Output the lines from the one containing "Annotate this image: element" through the one containing "dem-line-a: a) trivial", inclusive, as a JSON array of strings, one string per line, with blank lines omitted.

#### Supplied records

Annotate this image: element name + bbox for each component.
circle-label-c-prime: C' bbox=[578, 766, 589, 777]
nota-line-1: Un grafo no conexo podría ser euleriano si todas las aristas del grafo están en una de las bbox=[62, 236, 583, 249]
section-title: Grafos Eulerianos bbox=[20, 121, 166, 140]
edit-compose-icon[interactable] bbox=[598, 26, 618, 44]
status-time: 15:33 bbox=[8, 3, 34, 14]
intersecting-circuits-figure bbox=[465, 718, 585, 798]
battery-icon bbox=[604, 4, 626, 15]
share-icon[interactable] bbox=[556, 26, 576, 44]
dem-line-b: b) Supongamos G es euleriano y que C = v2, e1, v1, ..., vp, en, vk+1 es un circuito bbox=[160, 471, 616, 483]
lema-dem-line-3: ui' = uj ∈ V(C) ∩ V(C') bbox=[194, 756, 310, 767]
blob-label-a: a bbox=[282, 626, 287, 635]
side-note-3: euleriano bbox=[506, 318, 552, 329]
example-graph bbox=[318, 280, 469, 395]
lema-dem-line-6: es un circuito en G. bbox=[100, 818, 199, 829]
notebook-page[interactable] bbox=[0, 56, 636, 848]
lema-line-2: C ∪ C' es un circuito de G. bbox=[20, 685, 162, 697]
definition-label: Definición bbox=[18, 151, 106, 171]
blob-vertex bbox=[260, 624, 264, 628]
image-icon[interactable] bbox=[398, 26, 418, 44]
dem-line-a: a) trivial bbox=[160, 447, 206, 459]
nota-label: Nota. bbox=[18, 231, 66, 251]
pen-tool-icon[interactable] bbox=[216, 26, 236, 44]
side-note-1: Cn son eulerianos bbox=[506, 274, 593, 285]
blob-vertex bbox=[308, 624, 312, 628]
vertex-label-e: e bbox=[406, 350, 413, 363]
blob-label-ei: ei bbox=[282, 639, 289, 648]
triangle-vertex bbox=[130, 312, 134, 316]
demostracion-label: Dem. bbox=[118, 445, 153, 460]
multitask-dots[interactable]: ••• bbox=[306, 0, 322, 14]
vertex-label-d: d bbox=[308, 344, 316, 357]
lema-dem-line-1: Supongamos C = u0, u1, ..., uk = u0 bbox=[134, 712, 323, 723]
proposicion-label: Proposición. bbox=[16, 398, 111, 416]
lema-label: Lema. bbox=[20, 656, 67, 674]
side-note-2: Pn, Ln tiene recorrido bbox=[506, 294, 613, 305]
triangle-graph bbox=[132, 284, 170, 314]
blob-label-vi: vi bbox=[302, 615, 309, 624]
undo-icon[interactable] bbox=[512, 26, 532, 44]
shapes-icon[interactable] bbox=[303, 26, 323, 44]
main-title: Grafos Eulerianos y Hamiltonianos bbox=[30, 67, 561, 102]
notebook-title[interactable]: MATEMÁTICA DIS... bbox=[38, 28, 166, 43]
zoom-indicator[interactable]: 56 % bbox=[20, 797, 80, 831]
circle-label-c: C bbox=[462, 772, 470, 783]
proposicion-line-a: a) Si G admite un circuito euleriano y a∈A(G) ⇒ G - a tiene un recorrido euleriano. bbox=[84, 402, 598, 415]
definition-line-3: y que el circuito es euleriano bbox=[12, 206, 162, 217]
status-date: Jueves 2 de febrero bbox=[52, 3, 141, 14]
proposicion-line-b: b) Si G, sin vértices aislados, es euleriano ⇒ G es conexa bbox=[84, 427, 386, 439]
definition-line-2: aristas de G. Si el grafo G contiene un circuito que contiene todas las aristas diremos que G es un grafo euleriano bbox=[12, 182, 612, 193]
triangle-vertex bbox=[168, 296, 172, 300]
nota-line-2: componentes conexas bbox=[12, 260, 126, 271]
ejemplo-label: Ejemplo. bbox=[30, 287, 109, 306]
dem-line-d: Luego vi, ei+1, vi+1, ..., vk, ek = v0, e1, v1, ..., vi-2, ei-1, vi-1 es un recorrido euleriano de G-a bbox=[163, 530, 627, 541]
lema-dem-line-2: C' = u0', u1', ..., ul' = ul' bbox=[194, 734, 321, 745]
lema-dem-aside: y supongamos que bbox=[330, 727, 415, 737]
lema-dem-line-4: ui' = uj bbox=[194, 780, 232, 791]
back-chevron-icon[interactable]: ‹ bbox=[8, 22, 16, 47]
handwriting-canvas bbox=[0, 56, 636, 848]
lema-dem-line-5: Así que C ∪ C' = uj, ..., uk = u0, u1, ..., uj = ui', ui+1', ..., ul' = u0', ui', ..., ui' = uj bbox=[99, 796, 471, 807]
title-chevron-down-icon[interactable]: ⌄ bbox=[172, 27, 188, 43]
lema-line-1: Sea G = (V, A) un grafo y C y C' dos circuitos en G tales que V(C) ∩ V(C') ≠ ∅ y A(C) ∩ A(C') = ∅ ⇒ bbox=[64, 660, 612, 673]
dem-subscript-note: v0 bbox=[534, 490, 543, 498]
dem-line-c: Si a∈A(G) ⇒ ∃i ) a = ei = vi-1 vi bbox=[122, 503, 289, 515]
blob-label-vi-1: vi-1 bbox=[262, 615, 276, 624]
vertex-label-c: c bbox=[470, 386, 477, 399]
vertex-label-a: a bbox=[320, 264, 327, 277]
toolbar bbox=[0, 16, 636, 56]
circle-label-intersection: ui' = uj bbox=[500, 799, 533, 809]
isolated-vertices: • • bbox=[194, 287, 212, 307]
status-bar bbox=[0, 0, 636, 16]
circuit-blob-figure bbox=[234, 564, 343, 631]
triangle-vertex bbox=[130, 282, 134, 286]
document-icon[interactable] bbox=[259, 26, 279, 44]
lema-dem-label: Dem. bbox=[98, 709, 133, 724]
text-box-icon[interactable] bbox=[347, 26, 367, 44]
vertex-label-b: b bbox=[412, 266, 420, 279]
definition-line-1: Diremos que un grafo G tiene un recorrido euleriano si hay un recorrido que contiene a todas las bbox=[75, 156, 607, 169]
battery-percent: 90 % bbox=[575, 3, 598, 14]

########
#### Supplied records

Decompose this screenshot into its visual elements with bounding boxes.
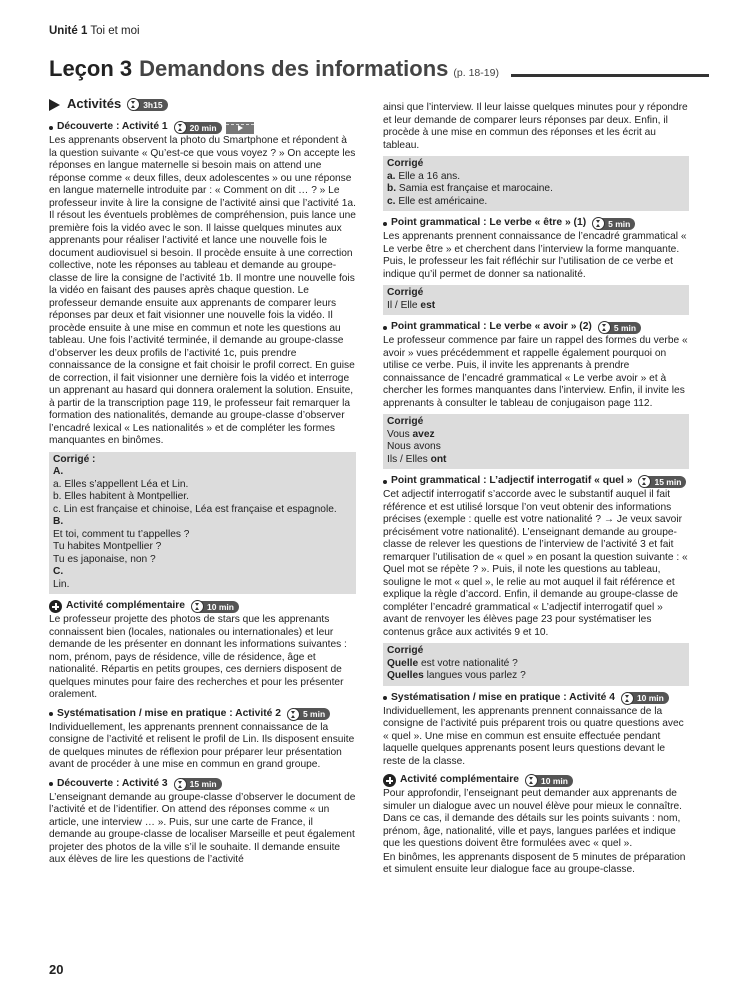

########

_Response_.
[
  "Annotate this image: element name + bbox for each component.",
  "circle-label-c-prime: C' bbox=[578, 766, 589, 777]",
  "nota-line-1: Un grafo no conexo podría ser euleriano si todas las aristas del grafo están en una de las bbox=[62, 236, 583, 249]",
  "section-title: Grafos Eulerianos bbox=[20, 121, 166, 140]",
  "edit-compose-icon[interactable] bbox=[598, 26, 618, 44]",
  "status-time: 15:33 bbox=[8, 3, 34, 14]",
  "intersecting-circuits-figure bbox=[465, 718, 585, 798]",
  "battery-icon bbox=[604, 4, 626, 15]",
  "share-icon[interactable] bbox=[556, 26, 576, 44]",
  "dem-line-b: b) Supongamos G es euleriano y que C = v2, e1, v1, ..., vp, en, vk+1 es un circuito bbox=[160, 471, 616, 483]",
  "lema-dem-line-3: ui' = uj ∈ V(C) ∩ V(C') bbox=[194, 756, 310, 767]",
  "blob-label-a: a bbox=[282, 626, 287, 635]",
  "side-note-3: euleriano bbox=[506, 318, 552, 329]",
  "example-graph bbox=[318, 280, 469, 395]",
  "lema-dem-line-6: es un circuito en G. bbox=[100, 818, 199, 829]",
  "notebook-page[interactable] bbox=[0, 56, 636, 848]",
  "lema-line-2: C ∪ C' es un circuito de G. bbox=[20, 685, 162, 697]",
  "definition-label: Definición bbox=[18, 151, 106, 171]",
  "blob-vertex bbox=[260, 624, 264, 628]",
  "image-icon[interactable] bbox=[398, 26, 418, 44]",
  "dem-line-a: a) trivial bbox=[160, 447, 206, 459]"
]